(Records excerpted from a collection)
-------
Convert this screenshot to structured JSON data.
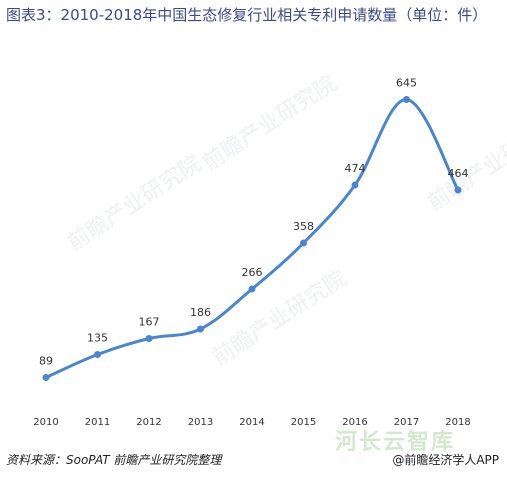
{
  "title": "图表3：2010-2018年中国生态修复行业相关专利申请数量（单位：件）",
  "footer": {
    "source": "资料来源：SooPAT 前瞻产业研究院整理",
    "credit": "@前瞻经济学人APP"
  },
  "watermarks": {
    "bottom_text": "河长云智库",
    "diagonal_text": "前瞻产业研究院"
  },
  "colors": {
    "line": "#4a86cf",
    "title": "#3d4a8a",
    "label": "#333333"
  },
  "chart_data": {
    "type": "line",
    "title": "图表3：2010-2018年中国生态修复行业相关专利申请数量（单位：件）",
    "xlabel": "",
    "ylabel": "",
    "categories": [
      "2010",
      "2011",
      "2012",
      "2013",
      "2014",
      "2015",
      "2016",
      "2017",
      "2018"
    ],
    "values": [
      89,
      135,
      167,
      186,
      266,
      358,
      474,
      645,
      464
    ],
    "ylim": [
      0,
      720
    ],
    "grid": false,
    "legend": "none",
    "smooth": true
  }
}
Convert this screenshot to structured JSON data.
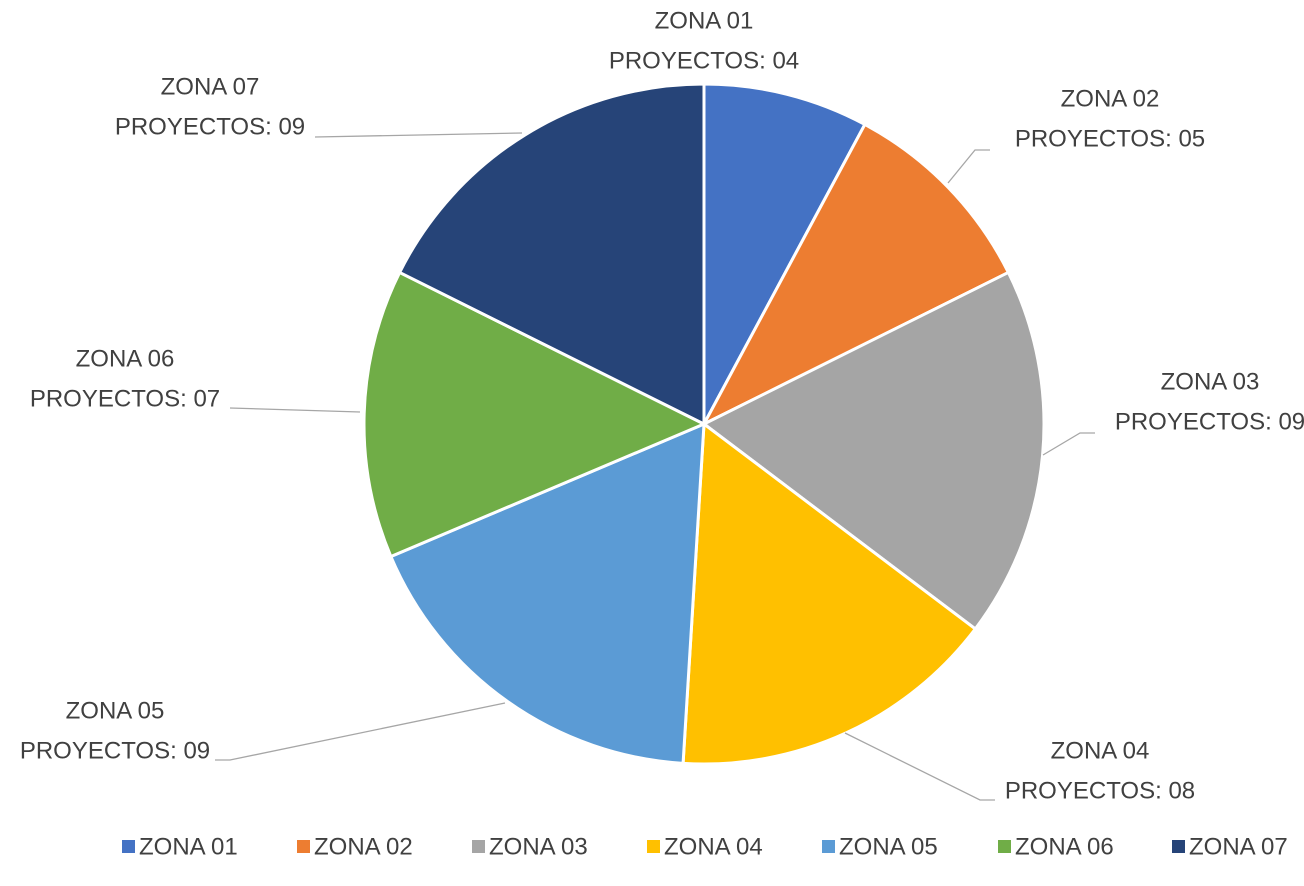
{
  "chart_data": {
    "type": "pie",
    "categories": [
      "ZONA 01",
      "ZONA 02",
      "ZONA 03",
      "ZONA 04",
      "ZONA 05",
      "ZONA 06",
      "ZONA 07"
    ],
    "values": [
      4,
      5,
      9,
      8,
      9,
      7,
      9
    ],
    "value_labels": [
      "PROYECTOS: 04",
      "PROYECTOS: 05",
      "PROYECTOS: 09",
      "PROYECTOS: 08",
      "PROYECTOS: 09",
      "PROYECTOS: 07",
      "PROYECTOS: 09"
    ],
    "colors": [
      "#4472c4",
      "#ed7d31",
      "#a5a5a5",
      "#ffc000",
      "#5b9bd5",
      "#70ad47",
      "#264478"
    ],
    "legend": "bottom"
  }
}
-------
What to produce.
Transcribe all of the entries word for word, but skip any pictures they contain.

Answer for this exercise.
Convert this screenshot to structured JSON data.
{
  "title": "图表3：2010-2018年中国生态修复行业相关专利申请数量（单位：件）",
  "footer": {
    "source": "资料来源：SooPAT 前瞻产业研究院整理",
    "credit": "@前瞻经济学人APP"
  },
  "watermarks": {
    "bottom_text": "河长云智库",
    "diagonal_text": "前瞻产业研究院"
  },
  "colors": {
    "line": "#4a86cf",
    "title": "#3d4a8a",
    "label": "#333333"
  },
  "chart_data": {
    "type": "line",
    "title": "图表3：2010-2018年中国生态修复行业相关专利申请数量（单位：件）",
    "xlabel": "",
    "ylabel": "",
    "categories": [
      "2010",
      "2011",
      "2012",
      "2013",
      "2014",
      "2015",
      "2016",
      "2017",
      "2018"
    ],
    "values": [
      89,
      135,
      167,
      186,
      266,
      358,
      474,
      645,
      464
    ],
    "ylim": [
      0,
      720
    ],
    "grid": false,
    "legend": "none",
    "smooth": true
  }
}
Convert this screenshot to structured JSON data.
{
  "chart_data": {
    "type": "pie",
    "categories": [
      "ZONA 01",
      "ZONA 02",
      "ZONA 03",
      "ZONA 04",
      "ZONA 05",
      "ZONA 06",
      "ZONA 07"
    ],
    "values": [
      4,
      5,
      9,
      8,
      9,
      7,
      9
    ],
    "value_labels": [
      "PROYECTOS: 04",
      "PROYECTOS: 05",
      "PROYECTOS: 09",
      "PROYECTOS: 08",
      "PROYECTOS: 09",
      "PROYECTOS: 07",
      "PROYECTOS: 09"
    ],
    "colors": [
      "#4472c4",
      "#ed7d31",
      "#a5a5a5",
      "#ffc000",
      "#5b9bd5",
      "#70ad47",
      "#264478"
    ],
    "legend": "bottom"
  }
}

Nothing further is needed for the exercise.